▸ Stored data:
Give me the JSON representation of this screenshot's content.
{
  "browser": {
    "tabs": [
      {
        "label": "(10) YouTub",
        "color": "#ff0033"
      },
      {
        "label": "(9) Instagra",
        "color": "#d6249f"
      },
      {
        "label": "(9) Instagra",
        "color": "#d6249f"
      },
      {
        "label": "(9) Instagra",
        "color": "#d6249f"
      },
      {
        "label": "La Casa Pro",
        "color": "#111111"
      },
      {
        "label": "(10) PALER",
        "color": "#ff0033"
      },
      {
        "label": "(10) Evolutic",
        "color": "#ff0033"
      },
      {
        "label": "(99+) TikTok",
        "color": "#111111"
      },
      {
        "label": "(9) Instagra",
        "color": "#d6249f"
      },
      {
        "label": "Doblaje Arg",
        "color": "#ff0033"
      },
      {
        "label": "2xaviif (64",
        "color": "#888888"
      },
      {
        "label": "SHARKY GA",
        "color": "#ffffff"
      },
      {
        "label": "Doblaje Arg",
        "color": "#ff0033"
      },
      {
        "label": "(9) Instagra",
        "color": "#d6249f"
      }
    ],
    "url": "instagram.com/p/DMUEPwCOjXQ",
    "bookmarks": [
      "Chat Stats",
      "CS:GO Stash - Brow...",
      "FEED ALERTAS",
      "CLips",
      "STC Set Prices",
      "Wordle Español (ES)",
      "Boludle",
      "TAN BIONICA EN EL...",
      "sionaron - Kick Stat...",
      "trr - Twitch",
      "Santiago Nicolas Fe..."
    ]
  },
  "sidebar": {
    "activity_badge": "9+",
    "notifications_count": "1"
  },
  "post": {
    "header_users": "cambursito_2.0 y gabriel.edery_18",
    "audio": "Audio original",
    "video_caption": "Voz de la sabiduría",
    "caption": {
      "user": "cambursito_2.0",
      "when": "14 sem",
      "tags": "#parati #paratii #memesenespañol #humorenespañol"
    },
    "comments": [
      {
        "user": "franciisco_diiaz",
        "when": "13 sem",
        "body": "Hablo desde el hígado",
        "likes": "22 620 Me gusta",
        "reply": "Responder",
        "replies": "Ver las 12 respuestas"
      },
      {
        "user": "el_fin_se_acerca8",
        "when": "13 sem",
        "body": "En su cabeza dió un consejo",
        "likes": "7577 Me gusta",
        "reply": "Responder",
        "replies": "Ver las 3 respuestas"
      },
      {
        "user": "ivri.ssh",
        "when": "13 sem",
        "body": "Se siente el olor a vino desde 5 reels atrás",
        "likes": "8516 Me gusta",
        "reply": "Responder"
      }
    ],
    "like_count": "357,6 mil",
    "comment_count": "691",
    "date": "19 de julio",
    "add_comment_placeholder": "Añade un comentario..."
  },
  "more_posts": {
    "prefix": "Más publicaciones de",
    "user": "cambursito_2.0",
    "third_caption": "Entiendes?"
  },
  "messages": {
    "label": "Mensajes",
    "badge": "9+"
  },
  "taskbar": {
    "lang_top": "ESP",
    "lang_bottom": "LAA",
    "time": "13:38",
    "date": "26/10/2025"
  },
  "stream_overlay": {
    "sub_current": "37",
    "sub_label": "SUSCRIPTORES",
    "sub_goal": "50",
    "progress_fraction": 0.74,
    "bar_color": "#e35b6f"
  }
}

▸ Exercise: Reproduce the listing above word for word.

▸ Result for this exercise:
Give me the JSON representation of this screenshot's content.
{
  "browser": {
    "tabs": [
      {
        "label": "(10) YouTub",
        "color": "#ff0033"
      },
      {
        "label": "(9) Instagra",
        "color": "#d6249f"
      },
      {
        "label": "(9) Instagra",
        "color": "#d6249f"
      },
      {
        "label": "(9) Instagra",
        "color": "#d6249f"
      },
      {
        "label": "La Casa Pro",
        "color": "#111111"
      },
      {
        "label": "(10) PALER",
        "color": "#ff0033"
      },
      {
        "label": "(10) Evolutic",
        "color": "#ff0033"
      },
      {
        "label": "(99+) TikTok",
        "color": "#111111"
      },
      {
        "label": "(9) Instagra",
        "color": "#d6249f"
      },
      {
        "label": "Doblaje Arg",
        "color": "#ff0033"
      },
      {
        "label": "2xaviif (64",
        "color": "#888888"
      },
      {
        "label": "SHARKY GA",
        "color": "#ffffff"
      },
      {
        "label": "Doblaje Arg",
        "color": "#ff0033"
      },
      {
        "label": "(9) Instagra",
        "color": "#d6249f"
      }
    ],
    "url": "instagram.com/p/DMUEPwCOjXQ",
    "bookmarks": [
      "Chat Stats",
      "CS:GO Stash - Brow...",
      "FEED ALERTAS",
      "CLips",
      "STC Set Prices",
      "Wordle Español (ES)",
      "Boludle",
      "TAN BIONICA EN EL...",
      "sionaron - Kick Stat...",
      "trr - Twitch",
      "Santiago Nicolas Fe..."
    ]
  },
  "sidebar": {
    "activity_badge": "9+",
    "notifications_count": "1"
  },
  "post": {
    "header_users": "cambursito_2.0 y gabriel.edery_18",
    "audio": "Audio original",
    "video_caption": "Voz de la sabiduría",
    "caption": {
      "user": "cambursito_2.0",
      "when": "14 sem",
      "tags": "#parati #paratii #memesenespañol #humorenespañol"
    },
    "comments": [
      {
        "user": "franciisco_diiaz",
        "when": "13 sem",
        "body": "Hablo desde el hígado",
        "likes": "22 620 Me gusta",
        "reply": "Responder",
        "replies": "Ver las 12 respuestas"
      },
      {
        "user": "el_fin_se_acerca8",
        "when": "13 sem",
        "body": "En su cabeza dió un consejo",
        "likes": "7577 Me gusta",
        "reply": "Responder",
        "replies": "Ver las 3 respuestas"
      },
      {
        "user": "ivri.ssh",
        "when": "13 sem",
        "body": "Se siente el olor a vino desde 5 reels atrás",
        "likes": "8516 Me gusta",
        "reply": "Responder"
      }
    ],
    "like_count": "357,6 mil",
    "comment_count": "691",
    "date": "19 de julio",
    "add_comment_placeholder": "Añade un comentario..."
  },
  "more_posts": {
    "prefix": "Más publicaciones de",
    "user": "cambursito_2.0",
    "third_caption": "Entiendes?"
  },
  "messages": {
    "label": "Mensajes",
    "badge": "9+"
  },
  "taskbar": {
    "lang_top": "ESP",
    "lang_bottom": "LAA",
    "time": "13:38",
    "date": "26/10/2025"
  },
  "stream_overlay": {
    "sub_current": "37",
    "sub_label": "SUSCRIPTORES",
    "sub_goal": "50",
    "progress_fraction": 0.74,
    "bar_color": "#e35b6f"
  }
}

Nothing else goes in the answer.